**Your goal:** Restate, word for word, every line of the data.

Begin Entries provided

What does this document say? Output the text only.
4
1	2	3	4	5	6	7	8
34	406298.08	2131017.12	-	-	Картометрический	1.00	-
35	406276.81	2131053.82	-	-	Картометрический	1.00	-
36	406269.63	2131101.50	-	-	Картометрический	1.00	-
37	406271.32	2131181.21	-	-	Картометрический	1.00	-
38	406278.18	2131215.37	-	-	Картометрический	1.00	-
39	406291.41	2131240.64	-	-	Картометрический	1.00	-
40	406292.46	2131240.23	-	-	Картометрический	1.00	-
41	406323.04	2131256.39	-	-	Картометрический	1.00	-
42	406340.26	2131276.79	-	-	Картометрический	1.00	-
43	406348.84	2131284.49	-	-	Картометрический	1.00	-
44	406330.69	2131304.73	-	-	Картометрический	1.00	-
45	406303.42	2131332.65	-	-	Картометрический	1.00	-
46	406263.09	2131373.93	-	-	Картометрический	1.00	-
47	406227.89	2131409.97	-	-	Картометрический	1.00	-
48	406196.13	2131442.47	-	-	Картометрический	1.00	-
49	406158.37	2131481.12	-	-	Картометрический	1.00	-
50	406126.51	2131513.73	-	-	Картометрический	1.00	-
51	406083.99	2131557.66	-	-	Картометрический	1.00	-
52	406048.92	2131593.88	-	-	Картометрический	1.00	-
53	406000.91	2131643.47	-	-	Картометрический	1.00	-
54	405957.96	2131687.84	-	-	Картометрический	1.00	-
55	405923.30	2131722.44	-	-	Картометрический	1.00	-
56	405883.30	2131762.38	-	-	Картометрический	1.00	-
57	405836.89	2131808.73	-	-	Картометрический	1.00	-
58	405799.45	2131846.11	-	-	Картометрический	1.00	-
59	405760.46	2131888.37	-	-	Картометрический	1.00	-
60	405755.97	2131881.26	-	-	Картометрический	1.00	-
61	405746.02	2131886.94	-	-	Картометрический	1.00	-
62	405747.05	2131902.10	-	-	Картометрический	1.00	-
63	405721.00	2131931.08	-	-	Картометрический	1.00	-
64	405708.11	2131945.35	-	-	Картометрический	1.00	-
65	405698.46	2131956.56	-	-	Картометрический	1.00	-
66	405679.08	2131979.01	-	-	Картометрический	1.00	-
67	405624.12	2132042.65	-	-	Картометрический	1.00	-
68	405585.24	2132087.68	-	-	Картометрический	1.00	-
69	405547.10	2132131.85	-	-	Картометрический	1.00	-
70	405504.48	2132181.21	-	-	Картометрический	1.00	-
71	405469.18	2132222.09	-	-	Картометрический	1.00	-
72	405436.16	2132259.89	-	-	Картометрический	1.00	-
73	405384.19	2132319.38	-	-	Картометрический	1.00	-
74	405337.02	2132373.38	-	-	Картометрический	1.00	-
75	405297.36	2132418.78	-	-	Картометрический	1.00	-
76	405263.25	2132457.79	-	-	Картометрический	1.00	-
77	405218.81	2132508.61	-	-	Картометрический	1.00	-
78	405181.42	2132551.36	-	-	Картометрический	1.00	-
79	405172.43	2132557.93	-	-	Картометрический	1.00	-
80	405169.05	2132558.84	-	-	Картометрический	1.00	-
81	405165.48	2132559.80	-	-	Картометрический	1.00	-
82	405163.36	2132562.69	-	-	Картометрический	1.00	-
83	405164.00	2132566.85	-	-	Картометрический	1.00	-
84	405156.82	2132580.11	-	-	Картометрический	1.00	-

End Entries provided

**Answer for the task:**
What does this document say? Output the text only.
4
1	2	3	4	5	6	7	8
34	406298.08	2131017.12	-	-	Картометрический	1.00	-
35	406276.81	2131053.82	-	-	Картометрический	1.00	-
36	406269.63	2131101.50	-	-	Картометрический	1.00	-
37	406271.32	2131181.21	-	-	Картометрический	1.00	-
38	406278.18	2131215.37	-	-	Картометрический	1.00	-
39	406291.41	2131240.64	-	-	Картометрический	1.00	-
40	406292.46	2131240.23	-	-	Картометрический	1.00	-
41	406323.04	2131256.39	-	-	Картометрический	1.00	-
42	406340.26	2131276.79	-	-	Картометрический	1.00	-
43	406348.84	2131284.49	-	-	Картометрический	1.00	-
44	406330.69	2131304.73	-	-	Картометрический	1.00	-
45	406303.42	2131332.65	-	-	Картометрический	1.00	-
46	406263.09	2131373.93	-	-	Картометрический	1.00	-
47	406227.89	2131409.97	-	-	Картометрический	1.00	-
48	406196.13	2131442.47	-	-	Картометрический	1.00	-
49	406158.37	2131481.12	-	-	Картометрический	1.00	-
50	406126.51	2131513.73	-	-	Картометрический	1.00	-
51	406083.99	2131557.66	-	-	Картометрический	1.00	-
52	406048.92	2131593.88	-	-	Картометрический	1.00	-
53	406000.91	2131643.47	-	-	Картометрический	1.00	-
54	405957.96	2131687.84	-	-	Картометрический	1.00	-
55	405923.30	2131722.44	-	-	Картометрический	1.00	-
56	405883.30	2131762.38	-	-	Картометрический	1.00	-
57	405836.89	2131808.73	-	-	Картометрический	1.00	-
58	405799.45	2131846.11	-	-	Картометрический	1.00	-
59	405760.46	2131888.37	-	-	Картометрический	1.00	-
60	405755.97	2131881.26	-	-	Картометрический	1.00	-
61	405746.02	2131886.94	-	-	Картометрический	1.00	-
62	405747.05	2131902.10	-	-	Картометрический	1.00	-
63	405721.00	2131931.08	-	-	Картометрический	1.00	-
64	405708.11	2131945.35	-	-	Картометрический	1.00	-
65	405698.46	2131956.56	-	-	Картометрический	1.00	-
66	405679.08	2131979.01	-	-	Картометрический	1.00	-
67	405624.12	2132042.65	-	-	Картометрический	1.00	-
68	405585.24	2132087.68	-	-	Картометрический	1.00	-
69	405547.10	2132131.85	-	-	Картометрический	1.00	-
70	405504.48	2132181.21	-	-	Картометрический	1.00	-
71	405469.18	2132222.09	-	-	Картометрический	1.00	-
72	405436.16	2132259.89	-	-	Картометрический	1.00	-
73	405384.19	2132319.38	-	-	Картометрический	1.00	-
74	405337.02	2132373.38	-	-	Картометрический	1.00	-
75	405297.36	2132418.78	-	-	Картометрический	1.00	-
76	405263.25	2132457.79	-	-	Картометрический	1.00	-
77	405218.81	2132508.61	-	-	Картометрический	1.00	-
78	405181.42	2132551.36	-	-	Картометрический	1.00	-
79	405172.43	2132557.93	-	-	Картометрический	1.00	-
80	405169.05	2132558.84	-	-	Картометрический	1.00	-
81	405165.48	2132559.80	-	-	Картометрический	1.00	-
82	405163.36	2132562.69	-	-	Картометрический	1.00	-
83	405164.00	2132566.85	-	-	Картометрический	1.00	-
84	405156.82	2132580.11	-	-	Картометрический	1.00	-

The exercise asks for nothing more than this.